THE DATA:
══════

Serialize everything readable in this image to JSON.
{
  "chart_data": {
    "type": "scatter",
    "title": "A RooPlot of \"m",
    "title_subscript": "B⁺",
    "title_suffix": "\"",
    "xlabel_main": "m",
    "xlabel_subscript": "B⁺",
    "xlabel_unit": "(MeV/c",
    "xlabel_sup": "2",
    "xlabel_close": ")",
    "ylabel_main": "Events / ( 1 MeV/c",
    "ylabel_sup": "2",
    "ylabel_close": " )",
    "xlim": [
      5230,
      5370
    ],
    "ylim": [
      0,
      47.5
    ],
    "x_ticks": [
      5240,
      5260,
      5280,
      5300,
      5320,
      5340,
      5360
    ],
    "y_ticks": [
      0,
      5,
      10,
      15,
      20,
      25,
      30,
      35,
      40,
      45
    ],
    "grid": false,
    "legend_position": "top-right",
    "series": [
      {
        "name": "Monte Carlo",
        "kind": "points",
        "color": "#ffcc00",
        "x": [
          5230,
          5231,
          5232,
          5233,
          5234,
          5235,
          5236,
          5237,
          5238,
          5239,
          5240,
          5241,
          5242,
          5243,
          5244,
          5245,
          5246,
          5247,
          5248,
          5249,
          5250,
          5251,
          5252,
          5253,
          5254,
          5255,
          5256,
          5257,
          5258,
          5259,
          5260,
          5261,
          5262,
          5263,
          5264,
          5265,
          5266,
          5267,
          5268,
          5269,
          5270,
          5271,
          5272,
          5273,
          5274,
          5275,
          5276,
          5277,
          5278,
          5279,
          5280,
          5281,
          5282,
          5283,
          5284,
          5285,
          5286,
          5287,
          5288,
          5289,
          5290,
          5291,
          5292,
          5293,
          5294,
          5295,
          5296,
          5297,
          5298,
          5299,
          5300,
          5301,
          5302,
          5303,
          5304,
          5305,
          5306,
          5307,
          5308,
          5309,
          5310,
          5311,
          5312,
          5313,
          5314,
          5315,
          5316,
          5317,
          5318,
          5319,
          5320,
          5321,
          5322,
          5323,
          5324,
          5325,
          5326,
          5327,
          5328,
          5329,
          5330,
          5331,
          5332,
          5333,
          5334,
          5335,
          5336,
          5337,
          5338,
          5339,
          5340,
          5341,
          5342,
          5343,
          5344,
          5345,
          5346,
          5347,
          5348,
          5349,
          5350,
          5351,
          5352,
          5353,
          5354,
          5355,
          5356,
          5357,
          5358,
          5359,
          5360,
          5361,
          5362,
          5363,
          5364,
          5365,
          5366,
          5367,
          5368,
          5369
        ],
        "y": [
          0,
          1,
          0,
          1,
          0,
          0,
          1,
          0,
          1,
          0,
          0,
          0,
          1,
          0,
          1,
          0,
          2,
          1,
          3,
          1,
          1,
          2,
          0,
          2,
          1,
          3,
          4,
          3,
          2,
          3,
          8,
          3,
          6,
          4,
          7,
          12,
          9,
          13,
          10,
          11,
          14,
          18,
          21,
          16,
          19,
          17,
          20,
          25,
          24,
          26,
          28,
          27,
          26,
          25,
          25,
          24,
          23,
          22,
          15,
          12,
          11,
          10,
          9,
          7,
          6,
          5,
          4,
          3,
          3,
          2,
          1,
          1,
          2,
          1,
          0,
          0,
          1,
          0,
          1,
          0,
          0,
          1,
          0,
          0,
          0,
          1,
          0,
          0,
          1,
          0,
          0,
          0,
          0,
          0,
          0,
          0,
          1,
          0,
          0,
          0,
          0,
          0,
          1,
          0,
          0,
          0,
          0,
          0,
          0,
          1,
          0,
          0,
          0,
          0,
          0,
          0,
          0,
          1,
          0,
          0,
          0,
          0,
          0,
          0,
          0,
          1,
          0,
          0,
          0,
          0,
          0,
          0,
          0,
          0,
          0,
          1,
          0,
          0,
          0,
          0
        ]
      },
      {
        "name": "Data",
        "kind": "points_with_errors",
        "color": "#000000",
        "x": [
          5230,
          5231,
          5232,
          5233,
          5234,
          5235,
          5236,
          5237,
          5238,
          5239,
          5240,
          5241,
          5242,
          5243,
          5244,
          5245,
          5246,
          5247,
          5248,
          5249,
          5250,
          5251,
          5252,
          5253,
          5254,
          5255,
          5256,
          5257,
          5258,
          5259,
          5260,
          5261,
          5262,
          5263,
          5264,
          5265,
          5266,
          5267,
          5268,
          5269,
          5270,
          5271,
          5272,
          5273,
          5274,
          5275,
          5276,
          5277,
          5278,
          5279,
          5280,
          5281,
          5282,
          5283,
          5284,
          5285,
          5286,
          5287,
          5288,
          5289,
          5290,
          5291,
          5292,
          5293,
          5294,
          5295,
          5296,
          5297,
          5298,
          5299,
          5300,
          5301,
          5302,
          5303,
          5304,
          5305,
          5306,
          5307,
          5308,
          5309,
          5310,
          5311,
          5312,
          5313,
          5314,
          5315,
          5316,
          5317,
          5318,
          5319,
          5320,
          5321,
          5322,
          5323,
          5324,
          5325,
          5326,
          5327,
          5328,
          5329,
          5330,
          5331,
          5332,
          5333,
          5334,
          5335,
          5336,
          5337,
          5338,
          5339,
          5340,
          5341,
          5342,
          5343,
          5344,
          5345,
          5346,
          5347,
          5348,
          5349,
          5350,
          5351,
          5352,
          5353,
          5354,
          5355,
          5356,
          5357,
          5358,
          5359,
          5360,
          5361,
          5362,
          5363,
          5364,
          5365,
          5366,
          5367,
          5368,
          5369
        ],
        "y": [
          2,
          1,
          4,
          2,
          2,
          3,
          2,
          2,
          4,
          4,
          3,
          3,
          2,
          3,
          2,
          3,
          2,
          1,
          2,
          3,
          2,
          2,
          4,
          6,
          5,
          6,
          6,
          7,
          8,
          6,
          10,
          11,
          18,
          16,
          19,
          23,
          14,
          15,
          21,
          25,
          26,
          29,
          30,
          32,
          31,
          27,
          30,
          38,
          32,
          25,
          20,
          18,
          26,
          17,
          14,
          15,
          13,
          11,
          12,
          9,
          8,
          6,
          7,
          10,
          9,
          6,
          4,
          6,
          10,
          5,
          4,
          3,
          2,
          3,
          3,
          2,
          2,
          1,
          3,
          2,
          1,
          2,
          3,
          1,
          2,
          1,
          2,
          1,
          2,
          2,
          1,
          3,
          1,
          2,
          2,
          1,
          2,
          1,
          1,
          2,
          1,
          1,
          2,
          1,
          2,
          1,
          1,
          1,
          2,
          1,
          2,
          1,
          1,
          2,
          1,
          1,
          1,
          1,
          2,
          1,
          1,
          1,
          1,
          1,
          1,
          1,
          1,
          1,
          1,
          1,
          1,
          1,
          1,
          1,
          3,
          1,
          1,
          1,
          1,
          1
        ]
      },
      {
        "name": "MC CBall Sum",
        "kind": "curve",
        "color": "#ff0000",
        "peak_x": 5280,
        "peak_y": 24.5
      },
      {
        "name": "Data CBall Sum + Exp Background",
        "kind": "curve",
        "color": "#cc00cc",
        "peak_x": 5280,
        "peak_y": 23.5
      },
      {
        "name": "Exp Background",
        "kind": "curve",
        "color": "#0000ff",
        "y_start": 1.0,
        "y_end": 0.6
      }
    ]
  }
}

══════

YOUR OBJECTIVE: Your task is to extract all of the records exactly.

FINISHED EXERCISE:
Serialize everything readable in this image to JSON.
{
  "chart_data": {
    "type": "scatter",
    "title": "A RooPlot of \"m",
    "title_subscript": "B⁺",
    "title_suffix": "\"",
    "xlabel_main": "m",
    "xlabel_subscript": "B⁺",
    "xlabel_unit": "(MeV/c",
    "xlabel_sup": "2",
    "xlabel_close": ")",
    "ylabel_main": "Events / ( 1 MeV/c",
    "ylabel_sup": "2",
    "ylabel_close": " )",
    "xlim": [
      5230,
      5370
    ],
    "ylim": [
      0,
      47.5
    ],
    "x_ticks": [
      5240,
      5260,
      5280,
      5300,
      5320,
      5340,
      5360
    ],
    "y_ticks": [
      0,
      5,
      10,
      15,
      20,
      25,
      30,
      35,
      40,
      45
    ],
    "grid": false,
    "legend_position": "top-right",
    "series": [
      {
        "name": "Monte Carlo",
        "kind": "points",
        "color": "#ffcc00",
        "x": [
          5230,
          5231,
          5232,
          5233,
          5234,
          5235,
          5236,
          5237,
          5238,
          5239,
          5240,
          5241,
          5242,
          5243,
          5244,
          5245,
          5246,
          5247,
          5248,
          5249,
          5250,
          5251,
          5252,
          5253,
          5254,
          5255,
          5256,
          5257,
          5258,
          5259,
          5260,
          5261,
          5262,
          5263,
          5264,
          5265,
          5266,
          5267,
          5268,
          5269,
          5270,
          5271,
          5272,
          5273,
          5274,
          5275,
          5276,
          5277,
          5278,
          5279,
          5280,
          5281,
          5282,
          5283,
          5284,
          5285,
          5286,
          5287,
          5288,
          5289,
          5290,
          5291,
          5292,
          5293,
          5294,
          5295,
          5296,
          5297,
          5298,
          5299,
          5300,
          5301,
          5302,
          5303,
          5304,
          5305,
          5306,
          5307,
          5308,
          5309,
          5310,
          5311,
          5312,
          5313,
          5314,
          5315,
          5316,
          5317,
          5318,
          5319,
          5320,
          5321,
          5322,
          5323,
          5324,
          5325,
          5326,
          5327,
          5328,
          5329,
          5330,
          5331,
          5332,
          5333,
          5334,
          5335,
          5336,
          5337,
          5338,
          5339,
          5340,
          5341,
          5342,
          5343,
          5344,
          5345,
          5346,
          5347,
          5348,
          5349,
          5350,
          5351,
          5352,
          5353,
          5354,
          5355,
          5356,
          5357,
          5358,
          5359,
          5360,
          5361,
          5362,
          5363,
          5364,
          5365,
          5366,
          5367,
          5368,
          5369
        ],
        "y": [
          0,
          1,
          0,
          1,
          0,
          0,
          1,
          0,
          1,
          0,
          0,
          0,
          1,
          0,
          1,
          0,
          2,
          1,
          3,
          1,
          1,
          2,
          0,
          2,
          1,
          3,
          4,
          3,
          2,
          3,
          8,
          3,
          6,
          4,
          7,
          12,
          9,
          13,
          10,
          11,
          14,
          18,
          21,
          16,
          19,
          17,
          20,
          25,
          24,
          26,
          28,
          27,
          26,
          25,
          25,
          24,
          23,
          22,
          15,
          12,
          11,
          10,
          9,
          7,
          6,
          5,
          4,
          3,
          3,
          2,
          1,
          1,
          2,
          1,
          0,
          0,
          1,
          0,
          1,
          0,
          0,
          1,
          0,
          0,
          0,
          1,
          0,
          0,
          1,
          0,
          0,
          0,
          0,
          0,
          0,
          0,
          1,
          0,
          0,
          0,
          0,
          0,
          1,
          0,
          0,
          0,
          0,
          0,
          0,
          1,
          0,
          0,
          0,
          0,
          0,
          0,
          0,
          1,
          0,
          0,
          0,
          0,
          0,
          0,
          0,
          1,
          0,
          0,
          0,
          0,
          0,
          0,
          0,
          0,
          0,
          1,
          0,
          0,
          0,
          0
        ]
      },
      {
        "name": "Data",
        "kind": "points_with_errors",
        "color": "#000000",
        "x": [
          5230,
          5231,
          5232,
          5233,
          5234,
          5235,
          5236,
          5237,
          5238,
          5239,
          5240,
          5241,
          5242,
          5243,
          5244,
          5245,
          5246,
          5247,
          5248,
          5249,
          5250,
          5251,
          5252,
          5253,
          5254,
          5255,
          5256,
          5257,
          5258,
          5259,
          5260,
          5261,
          5262,
          5263,
          5264,
          5265,
          5266,
          5267,
          5268,
          5269,
          5270,
          5271,
          5272,
          5273,
          5274,
          5275,
          5276,
          5277,
          5278,
          5279,
          5280,
          5281,
          5282,
          5283,
          5284,
          5285,
          5286,
          5287,
          5288,
          5289,
          5290,
          5291,
          5292,
          5293,
          5294,
          5295,
          5296,
          5297,
          5298,
          5299,
          5300,
          5301,
          5302,
          5303,
          5304,
          5305,
          5306,
          5307,
          5308,
          5309,
          5310,
          5311,
          5312,
          5313,
          5314,
          5315,
          5316,
          5317,
          5318,
          5319,
          5320,
          5321,
          5322,
          5323,
          5324,
          5325,
          5326,
          5327,
          5328,
          5329,
          5330,
          5331,
          5332,
          5333,
          5334,
          5335,
          5336,
          5337,
          5338,
          5339,
          5340,
          5341,
          5342,
          5343,
          5344,
          5345,
          5346,
          5347,
          5348,
          5349,
          5350,
          5351,
          5352,
          5353,
          5354,
          5355,
          5356,
          5357,
          5358,
          5359,
          5360,
          5361,
          5362,
          5363,
          5364,
          5365,
          5366,
          5367,
          5368,
          5369
        ],
        "y": [
          2,
          1,
          4,
          2,
          2,
          3,
          2,
          2,
          4,
          4,
          3,
          3,
          2,
          3,
          2,
          3,
          2,
          1,
          2,
          3,
          2,
          2,
          4,
          6,
          5,
          6,
          6,
          7,
          8,
          6,
          10,
          11,
          18,
          16,
          19,
          23,
          14,
          15,
          21,
          25,
          26,
          29,
          30,
          32,
          31,
          27,
          30,
          38,
          32,
          25,
          20,
          18,
          26,
          17,
          14,
          15,
          13,
          11,
          12,
          9,
          8,
          6,
          7,
          10,
          9,
          6,
          4,
          6,
          10,
          5,
          4,
          3,
          2,
          3,
          3,
          2,
          2,
          1,
          3,
          2,
          1,
          2,
          3,
          1,
          2,
          1,
          2,
          1,
          2,
          2,
          1,
          3,
          1,
          2,
          2,
          1,
          2,
          1,
          1,
          2,
          1,
          1,
          2,
          1,
          2,
          1,
          1,
          1,
          2,
          1,
          2,
          1,
          1,
          2,
          1,
          1,
          1,
          1,
          2,
          1,
          1,
          1,
          1,
          1,
          1,
          1,
          1,
          1,
          1,
          1,
          1,
          1,
          1,
          1,
          3,
          1,
          1,
          1,
          1,
          1
        ]
      },
      {
        "name": "MC CBall Sum",
        "kind": "curve",
        "color": "#ff0000",
        "peak_x": 5280,
        "peak_y": 24.5
      },
      {
        "name": "Data CBall Sum + Exp Background",
        "kind": "curve",
        "color": "#cc00cc",
        "peak_x": 5280,
        "peak_y": 23.5
      },
      {
        "name": "Exp Background",
        "kind": "curve",
        "color": "#0000ff",
        "y_start": 1.0,
        "y_end": 0.6
      }
    ]
  }
}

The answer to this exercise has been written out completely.